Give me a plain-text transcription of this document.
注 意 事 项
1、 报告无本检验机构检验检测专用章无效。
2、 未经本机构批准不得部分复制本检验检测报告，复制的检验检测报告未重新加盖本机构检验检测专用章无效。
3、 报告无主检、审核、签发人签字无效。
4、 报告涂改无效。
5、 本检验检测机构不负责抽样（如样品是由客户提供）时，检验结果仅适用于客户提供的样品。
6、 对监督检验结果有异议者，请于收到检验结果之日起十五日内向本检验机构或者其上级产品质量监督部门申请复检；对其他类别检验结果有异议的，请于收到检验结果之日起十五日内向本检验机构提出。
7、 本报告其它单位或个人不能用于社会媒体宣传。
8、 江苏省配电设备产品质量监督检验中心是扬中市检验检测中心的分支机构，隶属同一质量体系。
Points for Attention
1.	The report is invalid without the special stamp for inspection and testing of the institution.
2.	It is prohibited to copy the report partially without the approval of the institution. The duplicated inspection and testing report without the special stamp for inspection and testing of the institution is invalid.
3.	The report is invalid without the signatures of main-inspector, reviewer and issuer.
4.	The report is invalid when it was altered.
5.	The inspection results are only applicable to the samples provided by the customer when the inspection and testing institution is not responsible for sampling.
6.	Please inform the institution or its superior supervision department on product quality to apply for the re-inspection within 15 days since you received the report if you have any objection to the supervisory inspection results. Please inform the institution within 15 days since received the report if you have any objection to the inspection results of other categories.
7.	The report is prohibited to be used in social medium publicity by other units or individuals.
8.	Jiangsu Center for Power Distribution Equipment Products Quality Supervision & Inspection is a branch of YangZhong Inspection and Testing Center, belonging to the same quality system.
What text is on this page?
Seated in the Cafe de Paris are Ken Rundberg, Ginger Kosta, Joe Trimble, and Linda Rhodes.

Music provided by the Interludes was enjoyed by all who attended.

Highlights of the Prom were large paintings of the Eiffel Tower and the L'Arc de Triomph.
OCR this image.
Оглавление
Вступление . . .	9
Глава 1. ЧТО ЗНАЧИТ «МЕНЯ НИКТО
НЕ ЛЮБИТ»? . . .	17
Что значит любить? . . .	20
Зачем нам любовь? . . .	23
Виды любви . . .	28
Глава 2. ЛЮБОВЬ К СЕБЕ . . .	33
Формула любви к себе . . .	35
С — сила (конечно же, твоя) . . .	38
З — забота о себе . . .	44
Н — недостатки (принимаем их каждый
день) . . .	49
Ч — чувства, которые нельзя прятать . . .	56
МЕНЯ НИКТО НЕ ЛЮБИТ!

━━━━━━

§ **STATED EXERCISE**: Gather each line in the entries above where the string "НИКТО" is found.

§ **SOLUTION**:
Глава 1. ЧТО ЗНАЧИТ «МЕНЯ НИКТО
МЕНЯ НИКТО НЕ ЛЮБИТ!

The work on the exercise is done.